GIVEN REQUEST:
Locate every line in the records below that holds the word "icon" and return each one.

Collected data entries

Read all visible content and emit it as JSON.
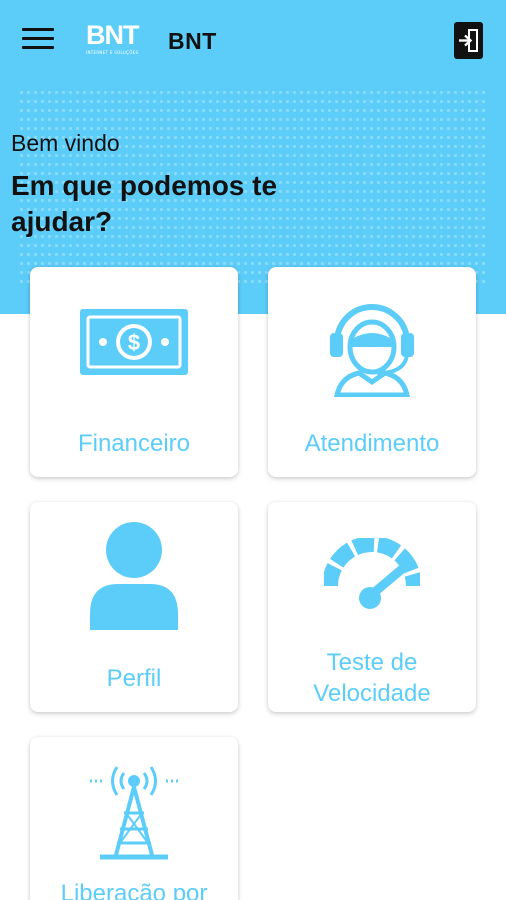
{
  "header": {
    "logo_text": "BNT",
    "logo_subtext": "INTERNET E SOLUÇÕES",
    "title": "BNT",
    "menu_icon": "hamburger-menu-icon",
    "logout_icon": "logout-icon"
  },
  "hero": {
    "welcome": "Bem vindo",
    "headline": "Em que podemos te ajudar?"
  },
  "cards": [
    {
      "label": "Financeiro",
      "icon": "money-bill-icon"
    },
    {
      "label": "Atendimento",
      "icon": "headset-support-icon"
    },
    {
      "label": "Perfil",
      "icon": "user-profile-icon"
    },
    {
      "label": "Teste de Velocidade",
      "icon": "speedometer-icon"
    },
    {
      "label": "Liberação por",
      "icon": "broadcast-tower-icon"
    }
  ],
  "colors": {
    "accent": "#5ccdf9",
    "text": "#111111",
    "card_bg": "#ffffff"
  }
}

RESULT BELOW:
    "menu_icon": "hamburger-menu-icon",
    "logout_icon": "logout-icon"
      "icon": "money-bill-icon"
      "icon": "headset-support-icon"
      "icon": "user-profile-icon"
      "icon": "speedometer-icon"
      "icon": "broadcast-tower-icon"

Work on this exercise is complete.